§ DATA SHOWN:
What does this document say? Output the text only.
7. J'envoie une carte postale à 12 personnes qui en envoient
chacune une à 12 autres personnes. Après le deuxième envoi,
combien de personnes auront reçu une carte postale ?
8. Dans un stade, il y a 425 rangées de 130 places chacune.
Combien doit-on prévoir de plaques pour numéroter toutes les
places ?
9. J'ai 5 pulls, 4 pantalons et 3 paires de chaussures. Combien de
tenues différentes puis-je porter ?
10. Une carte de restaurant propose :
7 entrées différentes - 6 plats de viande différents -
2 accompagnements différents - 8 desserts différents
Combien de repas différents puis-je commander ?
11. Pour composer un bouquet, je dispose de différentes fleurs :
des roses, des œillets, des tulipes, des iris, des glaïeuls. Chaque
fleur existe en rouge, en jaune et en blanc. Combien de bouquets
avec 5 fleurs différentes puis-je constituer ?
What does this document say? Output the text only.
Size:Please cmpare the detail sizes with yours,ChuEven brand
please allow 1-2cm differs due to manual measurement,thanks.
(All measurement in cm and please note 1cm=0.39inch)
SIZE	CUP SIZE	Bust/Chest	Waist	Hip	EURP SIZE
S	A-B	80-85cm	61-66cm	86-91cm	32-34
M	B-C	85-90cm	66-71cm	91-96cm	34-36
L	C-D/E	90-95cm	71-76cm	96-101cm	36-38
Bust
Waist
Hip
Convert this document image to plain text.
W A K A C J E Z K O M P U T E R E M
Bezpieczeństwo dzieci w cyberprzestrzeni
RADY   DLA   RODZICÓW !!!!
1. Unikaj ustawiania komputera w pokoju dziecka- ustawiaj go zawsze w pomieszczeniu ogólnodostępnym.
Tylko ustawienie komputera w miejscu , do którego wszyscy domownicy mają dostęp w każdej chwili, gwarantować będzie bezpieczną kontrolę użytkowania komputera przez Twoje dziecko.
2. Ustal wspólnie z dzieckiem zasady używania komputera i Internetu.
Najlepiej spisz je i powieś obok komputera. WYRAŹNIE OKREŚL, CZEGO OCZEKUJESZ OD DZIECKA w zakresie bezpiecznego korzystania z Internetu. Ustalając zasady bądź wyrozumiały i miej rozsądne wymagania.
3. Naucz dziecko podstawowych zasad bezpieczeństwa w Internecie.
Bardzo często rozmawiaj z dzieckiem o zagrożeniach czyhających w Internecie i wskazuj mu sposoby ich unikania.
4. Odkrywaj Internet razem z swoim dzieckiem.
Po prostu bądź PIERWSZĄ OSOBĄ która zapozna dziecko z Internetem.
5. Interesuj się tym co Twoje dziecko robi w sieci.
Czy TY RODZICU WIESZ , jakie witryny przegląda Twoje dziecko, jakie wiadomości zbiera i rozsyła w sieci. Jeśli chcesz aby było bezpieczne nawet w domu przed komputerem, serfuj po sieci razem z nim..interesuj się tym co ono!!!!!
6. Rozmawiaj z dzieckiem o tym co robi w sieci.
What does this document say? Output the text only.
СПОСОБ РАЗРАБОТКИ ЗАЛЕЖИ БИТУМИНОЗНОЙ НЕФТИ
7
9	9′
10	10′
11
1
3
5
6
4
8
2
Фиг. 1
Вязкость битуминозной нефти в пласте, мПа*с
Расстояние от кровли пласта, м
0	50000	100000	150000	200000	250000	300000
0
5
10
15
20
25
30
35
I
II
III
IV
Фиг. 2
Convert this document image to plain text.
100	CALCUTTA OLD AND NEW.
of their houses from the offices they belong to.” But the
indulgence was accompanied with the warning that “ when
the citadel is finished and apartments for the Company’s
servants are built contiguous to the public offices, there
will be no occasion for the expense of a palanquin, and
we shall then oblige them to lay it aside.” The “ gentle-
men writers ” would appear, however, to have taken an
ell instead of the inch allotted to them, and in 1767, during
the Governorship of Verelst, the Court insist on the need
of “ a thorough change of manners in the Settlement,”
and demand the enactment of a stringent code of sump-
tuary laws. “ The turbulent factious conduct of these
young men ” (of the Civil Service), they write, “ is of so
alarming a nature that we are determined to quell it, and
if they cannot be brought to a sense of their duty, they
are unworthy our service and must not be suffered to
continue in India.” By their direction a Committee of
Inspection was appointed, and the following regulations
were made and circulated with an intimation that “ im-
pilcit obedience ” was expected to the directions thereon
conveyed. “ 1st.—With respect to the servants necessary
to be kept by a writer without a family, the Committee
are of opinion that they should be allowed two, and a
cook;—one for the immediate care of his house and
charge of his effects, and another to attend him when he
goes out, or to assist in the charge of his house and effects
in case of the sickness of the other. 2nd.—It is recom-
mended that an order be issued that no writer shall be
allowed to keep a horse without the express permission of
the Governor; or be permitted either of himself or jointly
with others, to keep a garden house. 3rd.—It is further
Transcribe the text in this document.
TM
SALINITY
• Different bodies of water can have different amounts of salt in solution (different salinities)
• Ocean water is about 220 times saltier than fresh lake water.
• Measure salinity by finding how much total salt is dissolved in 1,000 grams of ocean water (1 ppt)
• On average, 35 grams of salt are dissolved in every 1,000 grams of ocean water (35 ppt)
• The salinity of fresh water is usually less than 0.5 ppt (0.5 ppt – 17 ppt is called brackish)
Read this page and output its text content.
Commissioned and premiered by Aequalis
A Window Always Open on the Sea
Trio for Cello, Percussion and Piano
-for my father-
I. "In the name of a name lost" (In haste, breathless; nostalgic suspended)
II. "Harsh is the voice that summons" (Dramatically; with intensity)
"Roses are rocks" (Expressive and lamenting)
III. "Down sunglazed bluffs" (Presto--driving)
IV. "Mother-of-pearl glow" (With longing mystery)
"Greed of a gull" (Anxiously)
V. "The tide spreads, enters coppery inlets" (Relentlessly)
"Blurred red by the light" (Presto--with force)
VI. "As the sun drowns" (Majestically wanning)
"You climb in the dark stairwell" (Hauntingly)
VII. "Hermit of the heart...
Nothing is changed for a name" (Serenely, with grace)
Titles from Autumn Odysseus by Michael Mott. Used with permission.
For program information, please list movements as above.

§ YOUR GOAL:
Transcribe the whole listing exactly.

§ WRITTEN ANSWER:
What does this document say? Output the text only.
7. J'envoie une carte postale à 12 personnes qui en envoient
chacune une à 12 autres personnes. Après le deuxième envoi,
combien de personnes auront reçu une carte postale ?
8. Dans un stade, il y a 425 rangées de 130 places chacune.
Combien doit-on prévoir de plaques pour numéroter toutes les
places ?
9. J'ai 5 pulls, 4 pantalons et 3 paires de chaussures. Combien de
tenues différentes puis-je porter ?
10. Une carte de restaurant propose :
7 entrées différentes - 6 plats de viande différents -
2 accompagnements différents - 8 desserts différents
Combien de repas différents puis-je commander ?
11. Pour composer un bouquet, je dispose de différentes fleurs :
des roses, des œillets, des tulipes, des iris, des glaïeuls. Chaque
fleur existe en rouge, en jaune et en blanc. Combien de bouquets
avec 5 fleurs différentes puis-je constituer ?
What does this document say? Output the text only.
Size:Please cmpare the detail sizes with yours,ChuEven brand
please allow 1-2cm differs due to manual measurement,thanks.
(All measurement in cm and please note 1cm=0.39inch)
SIZE	CUP SIZE	Bust/Chest	Waist	Hip	EURP SIZE
S	A-B	80-85cm	61-66cm	86-91cm	32-34
M	B-C	85-90cm	66-71cm	91-96cm	34-36
L	C-D/E	90-95cm	71-76cm	96-101cm	36-38
Bust
Waist
Hip
Convert this document image to plain text.
W A K A C J E Z K O M P U T E R E M
Bezpieczeństwo dzieci w cyberprzestrzeni
RADY   DLA   RODZICÓW !!!!
1. Unikaj ustawiania komputera w pokoju dziecka- ustawiaj go zawsze w pomieszczeniu ogólnodostępnym.
Tylko ustawienie komputera w miejscu , do którego wszyscy domownicy mają dostęp w każdej chwili, gwarantować będzie bezpieczną kontrolę użytkowania komputera przez Twoje dziecko.
2. Ustal wspólnie z dzieckiem zasady używania komputera i Internetu.
Najlepiej spisz je i powieś obok komputera. WYRAŹNIE OKREŚL, CZEGO OCZEKUJESZ OD DZIECKA w zakresie bezpiecznego korzystania z Internetu. Ustalając zasady bądź wyrozumiały i miej rozsądne wymagania.
3. Naucz dziecko podstawowych zasad bezpieczeństwa w Internecie.
Bardzo często rozmawiaj z dzieckiem o zagrożeniach czyhających w Internecie i wskazuj mu sposoby ich unikania.
4. Odkrywaj Internet razem z swoim dzieckiem.
Po prostu bądź PIERWSZĄ OSOBĄ która zapozna dziecko z Internetem.
5. Interesuj się tym co Twoje dziecko robi w sieci.
Czy TY RODZICU WIESZ , jakie witryny przegląda Twoje dziecko, jakie wiadomości zbiera i rozsyła w sieci. Jeśli chcesz aby było bezpieczne nawet w domu przed komputerem, serfuj po sieci razem z nim..interesuj się tym co ono!!!!!
6. Rozmawiaj z dzieckiem o tym co robi w sieci.
What does this document say? Output the text only.
СПОСОБ РАЗРАБОТКИ ЗАЛЕЖИ БИТУМИНОЗНОЙ НЕФТИ
7
9	9′
10	10′
11
1
3
5
6
4
8
2
Фиг. 1
Вязкость битуминозной нефти в пласте, мПа*с
Расстояние от кровли пласта, м
0	50000	100000	150000	200000	250000	300000
0
5
10
15
20
25
30
35
I
II
III
IV
Фиг. 2
Convert this document image to plain text.
100	CALCUTTA OLD AND NEW.
of their houses from the offices they belong to.” But the
indulgence was accompanied with the warning that “ when
the citadel is finished and apartments for the Company’s
servants are built contiguous to the public offices, there
will be no occasion for the expense of a palanquin, and
we shall then oblige them to lay it aside.” The “ gentle-
men writers ” would appear, however, to have taken an
ell instead of the inch allotted to them, and in 1767, during
the Governorship of Verelst, the Court insist on the need
of “ a thorough change of manners in the Settlement,”
and demand the enactment of a stringent code of sump-
tuary laws. “ The turbulent factious conduct of these
young men ” (of the Civil Service), they write, “ is of so
alarming a nature that we are determined to quell it, and
if they cannot be brought to a sense of their duty, they
are unworthy our service and must not be suffered to
continue in India.” By their direction a Committee of
Inspection was appointed, and the following regulations
were made and circulated with an intimation that “ im-
pilcit obedience ” was expected to the directions thereon
conveyed. “ 1st.—With respect to the servants necessary
to be kept by a writer without a family, the Committee
are of opinion that they should be allowed two, and a
cook;—one for the immediate care of his house and
charge of his effects, and another to attend him when he
goes out, or to assist in the charge of his house and effects
in case of the sickness of the other. 2nd.—It is recom-
mended that an order be issued that no writer shall be
allowed to keep a horse without the express permission of
the Governor; or be permitted either of himself or jointly
with others, to keep a garden house. 3rd.—It is further
Transcribe the text in this document.
TM
SALINITY
• Different bodies of water can have different amounts of salt in solution (different salinities)
• Ocean water is about 220 times saltier than fresh lake water.
• Measure salinity by finding how much total salt is dissolved in 1,000 grams of ocean water (1 ppt)
• On average, 35 grams of salt are dissolved in every 1,000 grams of ocean water (35 ppt)
• The salinity of fresh water is usually less than 0.5 ppt (0.5 ppt – 17 ppt is called brackish)
Read this page and output its text content.
Commissioned and premiered by Aequalis
A Window Always Open on the Sea
Trio for Cello, Percussion and Piano
-for my father-
I. "In the name of a name lost" (In haste, breathless; nostalgic suspended)
II. "Harsh is the voice that summons" (Dramatically; with intensity)
"Roses are rocks" (Expressive and lamenting)
III. "Down sunglazed bluffs" (Presto--driving)
IV. "Mother-of-pearl glow" (With longing mystery)
"Greed of a gull" (Anxiously)
V. "The tide spreads, enters coppery inlets" (Relentlessly)
"Blurred red by the light" (Presto--with force)
VI. "As the sun drowns" (Majestically wanning)
"You climb in the dark stairwell" (Hauntingly)
VII. "Hermit of the heart...
Nothing is changed for a name" (Serenely, with grace)
Titles from Autumn Odysseus by Michael Mott. Used with permission.
For program information, please list movements as above.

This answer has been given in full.